Traumatic experiences happen—but when they happen to children, it can affect their view of the world, their sense of safety, their development, and even their longer-term physical and mental health.
According to the Substance Abuse and Mental Health Services Administration (SAMHSA), more than two-thirds of children reported at least one traumatic experience by age 16. While not every child will be traumatized from a difficult experience, some potentially traumatic events could include abuse, neglect, disaster, violence (physical, sexual and community), bullying or school violence, terrorism, war, serious illness or accident, military family–related stress, human trafficking or the sudden loss of a parent or loved one.
The numbers are staggering:
* One in four high school students were in a physical fight.
* One in five high school students experienced bullying at school, and one in six were cyberbullied.
* 54 percent of families in the United States have been affected by disaster.
* 19 percent of injured and 12 percent of physically ill youth have post-traumatic stress disorder, a debilitating mental health disorder.
The effects of trauma, when left untreated, can have a profound impact on a child. Some of the common responses in the aftermath include difficulty sleeping, isolation, trouble focusing, and even angry and aggressive behavior. Imagine, then, a traumatized child trying to learn in a classroom—wanting to be alone, distracted by memories of the trauma, and possibly having intense responses to teachers and students. It is important to understand what may stem from the trauma so that behavior shifts can be linked with what happened and appropriate support can be in place. If that doesn’t happen, school performance, friendships and healthy development can be jeopardized.
When Trauma Is Left Unaddressed
At times, signs that a mental health concern may be emerging go unrecognized. For some children and families, it can be difficult to reach out for help with mental health. In part, this could be because traumatic experiences can be viewed as something to get through and forget about and are not given the same level of attention as a physical injury. However, the seriousness of traumatic experiences is shifting as more and more people recognize that getting help for traumatic experiences is essential for living a healthy, productive and long life.
Between 1995 and 1997, the Adverse Childhood Experiences (ACE) Study (www.cdc.gov/violenceprevention/acestudy/index.html) was conducted by the Centers for Disease Control and Prevention and Kaiser Permanente. The study examined the effect of “adverse experiences,” such as traumas, experienced in childhood, as reported by adult patients of a large health plan. The study revealed that for people who have five or more adverse childhood experiences, their life span was shortened by approximately 25 years. This is believed to be largely due to coping behaviors that are often used in adolescents and adult life to manage the emotional pain and social disconnection, but can compromise health.

_LISTED ENTRIES_.

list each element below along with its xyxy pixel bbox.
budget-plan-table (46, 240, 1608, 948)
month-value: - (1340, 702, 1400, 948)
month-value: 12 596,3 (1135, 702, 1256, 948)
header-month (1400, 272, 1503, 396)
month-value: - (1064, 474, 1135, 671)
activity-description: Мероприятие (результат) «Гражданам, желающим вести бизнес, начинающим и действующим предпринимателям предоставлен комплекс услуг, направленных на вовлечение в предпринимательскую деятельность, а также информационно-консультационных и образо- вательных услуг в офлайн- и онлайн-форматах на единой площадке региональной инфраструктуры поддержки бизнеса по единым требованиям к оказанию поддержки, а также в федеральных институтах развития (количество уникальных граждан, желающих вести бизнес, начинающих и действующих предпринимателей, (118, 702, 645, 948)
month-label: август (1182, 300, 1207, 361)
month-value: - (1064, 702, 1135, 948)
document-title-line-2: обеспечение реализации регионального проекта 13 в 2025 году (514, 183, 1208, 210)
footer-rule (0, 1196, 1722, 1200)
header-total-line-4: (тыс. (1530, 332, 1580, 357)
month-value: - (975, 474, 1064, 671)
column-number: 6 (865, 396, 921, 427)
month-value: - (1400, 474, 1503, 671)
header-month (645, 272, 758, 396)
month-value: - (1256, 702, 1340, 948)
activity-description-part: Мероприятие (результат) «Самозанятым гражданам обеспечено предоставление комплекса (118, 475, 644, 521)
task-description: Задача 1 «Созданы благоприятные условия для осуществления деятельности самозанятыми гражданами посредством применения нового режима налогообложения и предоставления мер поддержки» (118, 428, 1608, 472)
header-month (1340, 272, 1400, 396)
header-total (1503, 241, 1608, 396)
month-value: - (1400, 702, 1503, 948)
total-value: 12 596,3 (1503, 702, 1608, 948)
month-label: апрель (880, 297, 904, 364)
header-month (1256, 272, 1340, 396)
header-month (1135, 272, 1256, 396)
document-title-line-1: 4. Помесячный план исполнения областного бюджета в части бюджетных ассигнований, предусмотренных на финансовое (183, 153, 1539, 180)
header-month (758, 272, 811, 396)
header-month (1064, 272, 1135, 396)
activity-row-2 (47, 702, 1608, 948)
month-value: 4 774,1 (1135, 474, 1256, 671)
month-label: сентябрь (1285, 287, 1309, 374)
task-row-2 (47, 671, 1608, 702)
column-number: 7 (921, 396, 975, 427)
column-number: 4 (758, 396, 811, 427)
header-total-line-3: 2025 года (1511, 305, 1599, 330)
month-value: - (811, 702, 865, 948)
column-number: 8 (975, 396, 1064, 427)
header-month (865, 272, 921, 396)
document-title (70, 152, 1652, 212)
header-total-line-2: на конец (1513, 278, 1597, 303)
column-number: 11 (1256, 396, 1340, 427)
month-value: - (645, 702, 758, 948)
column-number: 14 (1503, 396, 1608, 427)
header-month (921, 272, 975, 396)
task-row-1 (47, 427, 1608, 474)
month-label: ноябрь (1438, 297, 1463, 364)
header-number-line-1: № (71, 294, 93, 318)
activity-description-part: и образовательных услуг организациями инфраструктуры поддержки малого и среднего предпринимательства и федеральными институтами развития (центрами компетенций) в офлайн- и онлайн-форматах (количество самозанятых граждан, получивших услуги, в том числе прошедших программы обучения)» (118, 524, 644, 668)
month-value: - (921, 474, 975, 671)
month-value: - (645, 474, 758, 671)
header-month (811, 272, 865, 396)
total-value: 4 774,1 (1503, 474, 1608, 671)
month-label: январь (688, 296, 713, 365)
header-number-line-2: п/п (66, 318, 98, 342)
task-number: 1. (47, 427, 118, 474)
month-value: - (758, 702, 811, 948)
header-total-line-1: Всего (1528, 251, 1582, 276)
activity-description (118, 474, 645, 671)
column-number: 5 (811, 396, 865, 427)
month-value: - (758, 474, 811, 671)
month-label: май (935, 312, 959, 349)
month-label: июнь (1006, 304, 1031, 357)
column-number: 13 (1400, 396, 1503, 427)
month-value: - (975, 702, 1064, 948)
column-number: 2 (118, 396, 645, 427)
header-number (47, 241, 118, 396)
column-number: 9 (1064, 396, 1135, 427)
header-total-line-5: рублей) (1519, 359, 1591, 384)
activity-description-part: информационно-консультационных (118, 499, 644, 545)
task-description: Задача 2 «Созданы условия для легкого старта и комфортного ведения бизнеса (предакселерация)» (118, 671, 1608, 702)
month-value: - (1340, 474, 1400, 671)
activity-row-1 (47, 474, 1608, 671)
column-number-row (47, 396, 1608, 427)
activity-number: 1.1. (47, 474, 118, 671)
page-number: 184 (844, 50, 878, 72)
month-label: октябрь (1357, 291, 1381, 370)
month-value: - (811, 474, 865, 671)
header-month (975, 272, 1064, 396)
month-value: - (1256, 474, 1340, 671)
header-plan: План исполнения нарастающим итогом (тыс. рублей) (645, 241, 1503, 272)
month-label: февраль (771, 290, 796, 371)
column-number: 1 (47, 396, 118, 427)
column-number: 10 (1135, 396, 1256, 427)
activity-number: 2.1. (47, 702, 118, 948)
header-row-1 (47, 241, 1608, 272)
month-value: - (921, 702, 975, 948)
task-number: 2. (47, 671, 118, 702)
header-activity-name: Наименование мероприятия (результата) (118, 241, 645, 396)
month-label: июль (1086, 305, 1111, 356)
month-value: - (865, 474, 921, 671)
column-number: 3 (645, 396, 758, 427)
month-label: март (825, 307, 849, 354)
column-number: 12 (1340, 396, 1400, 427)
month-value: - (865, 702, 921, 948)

_PROBLEM SET_.
A. Name every common response to trauma in the aftermath that the article on childhood trauma lists.
B. Carry on the article on childhood trauma past its final sentence.
The data can be set aside; it plays no part here.

_WRITTEN RESPONSES_.
A.
- Difficulty sleeping
- Isolation
- Trouble focusing
- Angry and aggressive behavior

B.
The ACE Study is just one of many examples that demonstrate the importance of prevention and action. When prevention efforts fail, responding quickly to ensure safety and establish support is very important to the health and future of children.
What You Can Do
While every child is different, there are some things you can do to help in the aftermath of trauma. Assuring and reassuring the child of safety will help to reduce anxiety and stress. Make sure the child knows that whatever happened isn’t his or her fault, as kids often blame themselves when something completely out of their control takes place. Being patient and listening without judgment will help the child to cope with what has happened, while giving you important insight into how the child is doing and managing what took place. And if you have concerns for your child’s well-being or he/she is not improving over time, consider seeking help from a trained professional. When needed, a mental health professional trained in evidence-based trauma treatment can help children and families cope and move toward recovery. Ask your pediatrician, family physician, school counselor or clergy member for a referral.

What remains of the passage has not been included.